▸ **What to produce**: Set out the lines as a numbered list, from the first line of the records through the line containing "x-tick-label: 1990 bbox=[213, 893, 226, 930]". Leave out any blank lines.

───── Material to process

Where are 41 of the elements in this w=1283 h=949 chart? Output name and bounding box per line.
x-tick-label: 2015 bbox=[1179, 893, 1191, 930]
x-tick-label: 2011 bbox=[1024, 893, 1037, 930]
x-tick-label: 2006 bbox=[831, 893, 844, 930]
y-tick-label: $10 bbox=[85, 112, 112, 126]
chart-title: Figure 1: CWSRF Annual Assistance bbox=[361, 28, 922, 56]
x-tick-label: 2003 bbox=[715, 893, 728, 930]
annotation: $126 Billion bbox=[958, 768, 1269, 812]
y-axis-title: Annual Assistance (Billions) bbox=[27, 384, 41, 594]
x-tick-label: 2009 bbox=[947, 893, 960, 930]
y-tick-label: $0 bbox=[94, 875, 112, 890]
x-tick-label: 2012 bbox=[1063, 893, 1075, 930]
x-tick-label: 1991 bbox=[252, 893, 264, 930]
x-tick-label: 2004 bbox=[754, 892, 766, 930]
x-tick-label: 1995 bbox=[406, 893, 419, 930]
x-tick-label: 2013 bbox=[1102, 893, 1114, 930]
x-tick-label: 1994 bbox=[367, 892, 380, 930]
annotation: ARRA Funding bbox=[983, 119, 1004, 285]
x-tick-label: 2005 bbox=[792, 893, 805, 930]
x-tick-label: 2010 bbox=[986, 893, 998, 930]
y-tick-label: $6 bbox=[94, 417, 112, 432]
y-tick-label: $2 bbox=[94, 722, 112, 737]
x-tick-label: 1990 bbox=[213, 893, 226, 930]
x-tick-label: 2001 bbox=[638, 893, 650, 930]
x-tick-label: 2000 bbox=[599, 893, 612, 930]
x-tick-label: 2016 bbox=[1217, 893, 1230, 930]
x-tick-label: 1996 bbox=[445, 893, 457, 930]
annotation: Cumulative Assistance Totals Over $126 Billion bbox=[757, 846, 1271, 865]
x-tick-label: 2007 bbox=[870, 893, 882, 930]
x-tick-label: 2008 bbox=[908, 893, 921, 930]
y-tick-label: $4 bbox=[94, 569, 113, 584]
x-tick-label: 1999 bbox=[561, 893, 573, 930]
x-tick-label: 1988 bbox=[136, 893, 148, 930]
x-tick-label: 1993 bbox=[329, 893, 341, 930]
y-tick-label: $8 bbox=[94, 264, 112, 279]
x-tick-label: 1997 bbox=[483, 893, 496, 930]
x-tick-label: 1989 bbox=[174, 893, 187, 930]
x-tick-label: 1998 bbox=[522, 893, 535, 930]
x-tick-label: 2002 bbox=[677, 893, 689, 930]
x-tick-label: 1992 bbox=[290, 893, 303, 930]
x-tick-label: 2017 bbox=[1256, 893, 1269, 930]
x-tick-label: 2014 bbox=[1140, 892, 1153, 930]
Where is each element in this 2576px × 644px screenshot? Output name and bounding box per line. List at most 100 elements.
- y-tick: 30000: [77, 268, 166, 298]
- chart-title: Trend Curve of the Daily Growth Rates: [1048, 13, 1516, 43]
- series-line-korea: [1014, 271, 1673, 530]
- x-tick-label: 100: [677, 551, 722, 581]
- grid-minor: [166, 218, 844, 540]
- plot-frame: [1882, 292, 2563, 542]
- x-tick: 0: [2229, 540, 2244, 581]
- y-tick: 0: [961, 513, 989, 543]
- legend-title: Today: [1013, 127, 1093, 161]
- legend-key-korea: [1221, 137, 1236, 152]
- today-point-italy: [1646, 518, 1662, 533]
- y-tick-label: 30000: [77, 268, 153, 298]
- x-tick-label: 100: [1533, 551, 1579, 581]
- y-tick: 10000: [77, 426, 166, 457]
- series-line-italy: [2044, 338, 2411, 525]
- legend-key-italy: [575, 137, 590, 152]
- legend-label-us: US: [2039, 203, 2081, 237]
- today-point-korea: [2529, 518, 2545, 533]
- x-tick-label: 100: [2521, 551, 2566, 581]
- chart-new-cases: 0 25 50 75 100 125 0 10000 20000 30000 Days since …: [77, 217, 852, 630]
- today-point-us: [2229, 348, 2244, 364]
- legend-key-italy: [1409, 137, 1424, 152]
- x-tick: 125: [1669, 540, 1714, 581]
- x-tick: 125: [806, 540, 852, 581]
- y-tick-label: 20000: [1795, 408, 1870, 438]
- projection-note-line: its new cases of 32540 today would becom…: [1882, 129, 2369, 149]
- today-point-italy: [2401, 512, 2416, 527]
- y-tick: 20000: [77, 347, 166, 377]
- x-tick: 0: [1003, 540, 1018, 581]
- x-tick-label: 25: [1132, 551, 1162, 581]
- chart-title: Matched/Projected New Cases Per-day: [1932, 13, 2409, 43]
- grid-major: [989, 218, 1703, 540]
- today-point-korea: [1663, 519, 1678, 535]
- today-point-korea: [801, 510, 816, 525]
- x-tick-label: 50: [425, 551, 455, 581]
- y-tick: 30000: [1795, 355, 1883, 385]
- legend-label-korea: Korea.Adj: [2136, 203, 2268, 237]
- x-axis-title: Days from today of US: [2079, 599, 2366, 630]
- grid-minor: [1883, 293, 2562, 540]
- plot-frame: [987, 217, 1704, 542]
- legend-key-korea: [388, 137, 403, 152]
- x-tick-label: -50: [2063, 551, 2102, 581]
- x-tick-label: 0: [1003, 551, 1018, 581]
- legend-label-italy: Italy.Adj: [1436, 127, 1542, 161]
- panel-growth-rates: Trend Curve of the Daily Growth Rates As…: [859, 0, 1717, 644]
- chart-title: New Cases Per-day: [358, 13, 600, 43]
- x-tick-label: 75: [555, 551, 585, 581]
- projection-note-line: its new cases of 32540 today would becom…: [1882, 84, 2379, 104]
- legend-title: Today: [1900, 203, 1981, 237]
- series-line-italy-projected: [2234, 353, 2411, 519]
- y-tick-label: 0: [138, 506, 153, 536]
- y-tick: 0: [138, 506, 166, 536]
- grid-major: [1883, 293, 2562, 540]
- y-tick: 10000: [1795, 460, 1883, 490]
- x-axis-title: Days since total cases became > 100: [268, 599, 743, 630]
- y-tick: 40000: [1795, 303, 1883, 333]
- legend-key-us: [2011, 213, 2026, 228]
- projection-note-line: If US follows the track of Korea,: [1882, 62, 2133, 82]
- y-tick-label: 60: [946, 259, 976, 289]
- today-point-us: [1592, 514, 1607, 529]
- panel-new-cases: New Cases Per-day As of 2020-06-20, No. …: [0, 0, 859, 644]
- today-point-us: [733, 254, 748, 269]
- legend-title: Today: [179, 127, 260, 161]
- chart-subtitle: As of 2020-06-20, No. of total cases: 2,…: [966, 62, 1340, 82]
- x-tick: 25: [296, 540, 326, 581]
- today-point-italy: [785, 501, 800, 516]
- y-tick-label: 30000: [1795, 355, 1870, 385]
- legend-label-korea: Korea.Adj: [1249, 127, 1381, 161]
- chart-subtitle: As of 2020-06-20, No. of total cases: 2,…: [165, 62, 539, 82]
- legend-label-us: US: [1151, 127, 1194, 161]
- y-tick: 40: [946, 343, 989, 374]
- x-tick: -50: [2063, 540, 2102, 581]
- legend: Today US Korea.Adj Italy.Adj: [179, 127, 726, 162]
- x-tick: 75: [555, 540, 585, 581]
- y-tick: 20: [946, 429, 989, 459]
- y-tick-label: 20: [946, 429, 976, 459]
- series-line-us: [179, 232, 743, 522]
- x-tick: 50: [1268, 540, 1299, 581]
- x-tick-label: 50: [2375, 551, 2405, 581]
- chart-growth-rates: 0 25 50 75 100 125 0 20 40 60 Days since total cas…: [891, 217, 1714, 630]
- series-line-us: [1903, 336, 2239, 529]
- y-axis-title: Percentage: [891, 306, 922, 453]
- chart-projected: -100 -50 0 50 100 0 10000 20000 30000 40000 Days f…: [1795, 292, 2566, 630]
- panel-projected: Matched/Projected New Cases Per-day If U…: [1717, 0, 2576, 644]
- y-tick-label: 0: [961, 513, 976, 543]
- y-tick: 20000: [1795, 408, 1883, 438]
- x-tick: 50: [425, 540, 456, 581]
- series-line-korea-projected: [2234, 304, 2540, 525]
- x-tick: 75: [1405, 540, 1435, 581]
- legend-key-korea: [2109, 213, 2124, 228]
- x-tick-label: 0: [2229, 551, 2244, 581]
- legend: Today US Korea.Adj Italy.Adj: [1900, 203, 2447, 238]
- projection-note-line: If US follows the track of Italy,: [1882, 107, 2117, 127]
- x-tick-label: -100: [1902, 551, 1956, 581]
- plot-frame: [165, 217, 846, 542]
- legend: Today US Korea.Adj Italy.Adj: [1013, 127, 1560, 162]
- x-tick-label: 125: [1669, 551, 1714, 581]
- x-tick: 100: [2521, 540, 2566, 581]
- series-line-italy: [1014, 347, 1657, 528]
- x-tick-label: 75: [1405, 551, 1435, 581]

──────────

▸ **Result of the exercise**:
1. Where are 41 of the elements in this w=1283 h=949 chart? Output name and bounding box per line.
2. x-tick-label: 2015 bbox=[1179, 893, 1191, 930]
3. x-tick-label: 2011 bbox=[1024, 893, 1037, 930]
4. x-tick-label: 2006 bbox=[831, 893, 844, 930]
5. y-tick-label: $10 bbox=[85, 112, 112, 126]
6. chart-title: Figure 1: CWSRF Annual Assistance bbox=[361, 28, 922, 56]
7. x-tick-label: 2003 bbox=[715, 893, 728, 930]
8. annotation: $126 Billion bbox=[958, 768, 1269, 812]
9. y-axis-title: Annual Assistance (Billions) bbox=[27, 384, 41, 594]
10. x-tick-label: 2009 bbox=[947, 893, 960, 930]
11. y-tick-label: $0 bbox=[94, 875, 112, 890]
12. x-tick-label: 2012 bbox=[1063, 893, 1075, 930]
13. x-tick-label: 1991 bbox=[252, 893, 264, 930]
14. x-tick-label: 2004 bbox=[754, 892, 766, 930]
15. x-tick-label: 1995 bbox=[406, 893, 419, 930]
16. x-tick-label: 2013 bbox=[1102, 893, 1114, 930]
17. x-tick-label: 1994 bbox=[367, 892, 380, 930]
18. annotation: ARRA Funding bbox=[983, 119, 1004, 285]
19. x-tick-label: 2005 bbox=[792, 893, 805, 930]
20. x-tick-label: 2010 bbox=[986, 893, 998, 930]
21. y-tick-label: $6 bbox=[94, 417, 112, 432]
22. y-tick-label: $2 bbox=[94, 722, 112, 737]
23. x-tick-label: 1990 bbox=[213, 893, 226, 930]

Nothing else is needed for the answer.